*TEXTE FOURNI*
Jean-Pierre Soler, ultra-trailer de Poulx (Gard), a pris le départ de la SwissPeaks Odyssey mardi 25 août à 20 heures, un an après avoir dû abandonner à 90 km de l'arrivée. Cette course de 643 km, avec 43 800 mètres de dénivelé positif et autant de négatif, est considérée comme l'une des plus exigeantes au monde.
Un retour après un abandon douloureux
En septembre 2025, Jean-Pierre Soler avait quitté la Suisse avec un immense regret et un pied en miettes. Après plus de 600 km parcourus en dix jours sur la SwissPeaks, il avait dû abandonner à cause d'une inflammation du muscle releveur de son pied droit, qui ne répondait plus. Impossible de descendre, impossible de continuer.
Beaucoup auraient rangé ce rêve dans un tiroir, mais pas lui. Mardi dernier, il a retrouvé la ligne de départ de cette course réservée à 100 coureurs aguerris, sélectionnés sur leur CV sportif. La SwissPeaks Odyssey dessine une immense boucle à travers le Valais suisse, entre vallées, glaciers et sommets de plus de 4 000 mètres d'altitude. Les concurrents affrontent des nuits sur les sentiers, le froid, l'altitude, la fatigue et une solitude qui accompagne chaque coureur entre deux bases de vie.
Un homme simple et déterminé
Jean-Pierre Soler n'appartient à aucune catégorie. Il collectionne les courses que la plupart des coureurs n'osent même pas imaginer : SwissPeaks 360, Tor des Géants, Tor des Glaciers, désormais la SwissPeaks Odyssey. Pour autant, il refuse toujours l'étiquette de super athlète. L'ancien maçon raconte volontiers qu'il aime autant une pizza, un hamburger et une bière qu'une sortie en montagne. Il ne parle jamais de performances, rarement de chronomètre, encore moins de records. Son obsession est ailleurs : avancer, encore un pas, puis un autre, là où tout se joue au mental.
Mais si Jean-Pierre Soler repart en Suisse, ce n'est pas seulement pour lui. Depuis plus de deux ans, il travaille chez Inclusive Services, entreprise adaptée nîmoise où il encadre une trentaine de travailleurs en situation de handicap qui travaillent dans les espaces verts. Un univers qui a profondément changé son regard sur l'effort. Il le dit souvent, une SwissPeaks, c'est parfois le quotidien.
Un soutien indéfectible
Inclusive Services, son directeur Thierry Vaysettes en tête, continue de le soutenir dans cette nouvelle aventure, comme sa famille et ses proches, qui savent ce que représentent ces dix ou onze jours passés presque sans dormir, à vivre au rythme des ravitaillements et des micro-siestes, parfois debout, adossé à un rocher ou à un arbre.
Comme ses compagnons de galère, il sait qu'une blessure, une météo capricieuse et l'épuisement qui désoriente peuvent faire basculer l'aventure. Aussi, il ne parle pas de revanche, seulement de repartir avec, dans le viseur, cette dernière base de vie qui l'avait vu s'arrêter, et d'enfin franchir cette ligne d'horizon, au bout de lui-même. Et si l'exploit sportif est immense, c'est peut-être sa manière d'aborder cet Everest du trail qui impressionne le plus, avec une simplicité désarmante, une bonne dose de folie et une profonde humanité. Lorsque le départ a été donné, mardi soir à 20 heures, déjà dans sa bulle, Jean-Pierre Soler s'est élancé à nouveau vers l'inconnu. Comme toujours, un pas après l'autre.

[Enregistrements du jeu de données]
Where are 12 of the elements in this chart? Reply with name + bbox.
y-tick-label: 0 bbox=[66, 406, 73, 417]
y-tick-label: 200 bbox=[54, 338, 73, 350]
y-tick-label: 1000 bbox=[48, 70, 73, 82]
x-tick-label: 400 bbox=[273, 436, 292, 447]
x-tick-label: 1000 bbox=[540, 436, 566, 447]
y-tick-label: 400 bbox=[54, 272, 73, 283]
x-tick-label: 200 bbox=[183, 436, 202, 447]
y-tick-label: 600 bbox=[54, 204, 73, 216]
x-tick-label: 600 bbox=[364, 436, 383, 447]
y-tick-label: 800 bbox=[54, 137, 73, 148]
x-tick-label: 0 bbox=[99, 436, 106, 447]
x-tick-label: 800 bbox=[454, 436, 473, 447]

*CONSIGNES DE L'EXERCICE*
1. Pour chacune des affirmations suivantes, dites si elle concorde avec le texte fourni en répondant par oui ou par non, puis citez les mots du texte qui le prouvent.
(a) La SwissPeaks Odyssey s'étend sur 643 km.
(b) Tout coureur qui le souhaite peut s'inscrire à la SwissPeaks Odyssey.
(c) Jean-Pierre Soler présente son retour sur la course comme une revanche.
2. Répondez brièvement aux questions suivantes à l'aide du texte fourni.
(a) Quelle blessure a contraint Jean-Pierre Soler à abandonner en septembre 2025 ?
(b) Combien de travailleurs encadre-t-il chez Inclusive Services ?
(c) Qui dirige Inclusive Services ?

*RÉSULTATS DANS L'ORDRE*
1.
(a) Oui : « Cette course de 643 km ».
(b) Non : « réservée à 100 coureurs aguerris, sélectionnés sur leur CV sportif ».
(c) Non : « il ne parle pas de revanche ».

2.
(a) Une inflammation du muscle releveur de son pied droit.
(b) Une trentaine.
(c) Thierry Vaysettes.